Source records
* Start *

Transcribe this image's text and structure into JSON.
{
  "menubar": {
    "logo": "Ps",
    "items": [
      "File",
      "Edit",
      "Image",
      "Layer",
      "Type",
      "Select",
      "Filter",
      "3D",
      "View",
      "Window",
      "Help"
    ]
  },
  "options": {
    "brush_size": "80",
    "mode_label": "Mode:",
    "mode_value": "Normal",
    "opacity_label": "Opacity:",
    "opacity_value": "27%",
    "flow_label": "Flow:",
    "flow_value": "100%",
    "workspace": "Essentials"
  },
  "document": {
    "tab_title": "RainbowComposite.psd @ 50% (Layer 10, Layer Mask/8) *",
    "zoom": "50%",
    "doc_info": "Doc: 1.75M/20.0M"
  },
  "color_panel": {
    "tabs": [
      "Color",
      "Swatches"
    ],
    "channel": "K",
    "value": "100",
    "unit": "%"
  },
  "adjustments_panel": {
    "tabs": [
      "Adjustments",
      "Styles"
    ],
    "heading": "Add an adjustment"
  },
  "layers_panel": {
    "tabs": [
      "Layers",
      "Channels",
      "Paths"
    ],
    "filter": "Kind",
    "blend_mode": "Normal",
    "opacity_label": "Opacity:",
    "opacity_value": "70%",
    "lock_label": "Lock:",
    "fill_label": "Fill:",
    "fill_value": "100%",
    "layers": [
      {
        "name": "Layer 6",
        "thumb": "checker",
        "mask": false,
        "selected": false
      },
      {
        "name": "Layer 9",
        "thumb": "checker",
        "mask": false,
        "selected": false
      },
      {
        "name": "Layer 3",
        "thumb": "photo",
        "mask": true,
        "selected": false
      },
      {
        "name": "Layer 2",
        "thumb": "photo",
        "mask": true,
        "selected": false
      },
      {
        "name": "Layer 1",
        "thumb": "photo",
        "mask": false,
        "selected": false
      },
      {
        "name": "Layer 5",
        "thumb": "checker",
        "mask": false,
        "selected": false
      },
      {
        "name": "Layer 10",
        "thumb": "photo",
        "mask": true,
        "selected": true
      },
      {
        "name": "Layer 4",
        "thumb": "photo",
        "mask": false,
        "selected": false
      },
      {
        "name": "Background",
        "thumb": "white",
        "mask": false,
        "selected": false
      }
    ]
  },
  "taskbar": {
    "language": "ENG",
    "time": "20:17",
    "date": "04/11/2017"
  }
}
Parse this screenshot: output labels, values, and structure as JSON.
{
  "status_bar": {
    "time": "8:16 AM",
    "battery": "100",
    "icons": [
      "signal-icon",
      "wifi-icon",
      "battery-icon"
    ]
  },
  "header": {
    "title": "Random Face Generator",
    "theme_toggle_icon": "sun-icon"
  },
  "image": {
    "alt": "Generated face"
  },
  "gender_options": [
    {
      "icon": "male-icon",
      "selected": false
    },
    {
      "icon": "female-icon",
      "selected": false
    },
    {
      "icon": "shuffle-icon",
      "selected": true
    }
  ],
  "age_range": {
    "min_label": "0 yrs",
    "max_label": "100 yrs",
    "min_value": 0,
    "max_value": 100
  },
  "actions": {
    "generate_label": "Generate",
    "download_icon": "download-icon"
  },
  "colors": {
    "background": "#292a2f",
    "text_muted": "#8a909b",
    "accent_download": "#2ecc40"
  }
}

* End *

## WHAT IS ASKED
The whole listing above needs to be written out again exactly.

## REPLY
Transcribe this image's text and structure into JSON.
{
  "menubar": {
    "logo": "Ps",
    "items": [
      "File",
      "Edit",
      "Image",
      "Layer",
      "Type",
      "Select",
      "Filter",
      "3D",
      "View",
      "Window",
      "Help"
    ]
  },
  "options": {
    "brush_size": "80",
    "mode_label": "Mode:",
    "mode_value": "Normal",
    "opacity_label": "Opacity:",
    "opacity_value": "27%",
    "flow_label": "Flow:",
    "flow_value": "100%",
    "workspace": "Essentials"
  },
  "document": {
    "tab_title": "RainbowComposite.psd @ 50% (Layer 10, Layer Mask/8) *",
    "zoom": "50%",
    "doc_info": "Doc: 1.75M/20.0M"
  },
  "color_panel": {
    "tabs": [
      "Color",
      "Swatches"
    ],
    "channel": "K",
    "value": "100",
    "unit": "%"
  },
  "adjustments_panel": {
    "tabs": [
      "Adjustments",
      "Styles"
    ],
    "heading": "Add an adjustment"
  },
  "layers_panel": {
    "tabs": [
      "Layers",
      "Channels",
      "Paths"
    ],
    "filter": "Kind",
    "blend_mode": "Normal",
    "opacity_label": "Opacity:",
    "opacity_value": "70%",
    "lock_label": "Lock:",
    "fill_label": "Fill:",
    "fill_value": "100%",
    "layers": [
      {
        "name": "Layer 6",
        "thumb": "checker",
        "mask": false,
        "selected": false
      },
      {
        "name": "Layer 9",
        "thumb": "checker",
        "mask": false,
        "selected": false
      },
      {
        "name": "Layer 3",
        "thumb": "photo",
        "mask": true,
        "selected": false
      },
      {
        "name": "Layer 2",
        "thumb": "photo",
        "mask": true,
        "selected": false
      },
      {
        "name": "Layer 1",
        "thumb": "photo",
        "mask": false,
        "selected": false
      },
      {
        "name": "Layer 5",
        "thumb": "checker",
        "mask": false,
        "selected": false
      },
      {
        "name": "Layer 10",
        "thumb": "photo",
        "mask": true,
        "selected": true
      },
      {
        "name": "Layer 4",
        "thumb": "photo",
        "mask": false,
        "selected": false
      },
      {
        "name": "Background",
        "thumb": "white",
        "mask": false,
        "selected": false
      }
    ]
  },
  "taskbar": {
    "language": "ENG",
    "time": "20:17",
    "date": "04/11/2017"
  }
}
Parse this screenshot: output labels, values, and structure as JSON.
{
  "status_bar": {
    "time": "8:16 AM",
    "battery": "100",
    "icons": [
      "signal-icon",
      "wifi-icon",
      "battery-icon"
    ]
  },
  "header": {
    "title": "Random Face Generator",
    "theme_toggle_icon": "sun-icon"
  },
  "image": {
    "alt": "Generated face"
  },
  "gender_options": [
    {
      "icon": "male-icon",
      "selected": false
    },
    {
      "icon": "female-icon",
      "selected": false
    },
    {
      "icon": "shuffle-icon",
      "selected": true
    }
  ],
  "age_range": {
    "min_label": "0 yrs",
    "max_label": "100 yrs",
    "min_value": 0,
    "max_value": 100
  },
  "actions": {
    "generate_label": "Generate",
    "download_icon": "download-icon"
  },
  "colors": {
    "background": "#292a2f",
    "text_muted": "#8a909b",
    "accent_download": "#2ecc40"
  }
}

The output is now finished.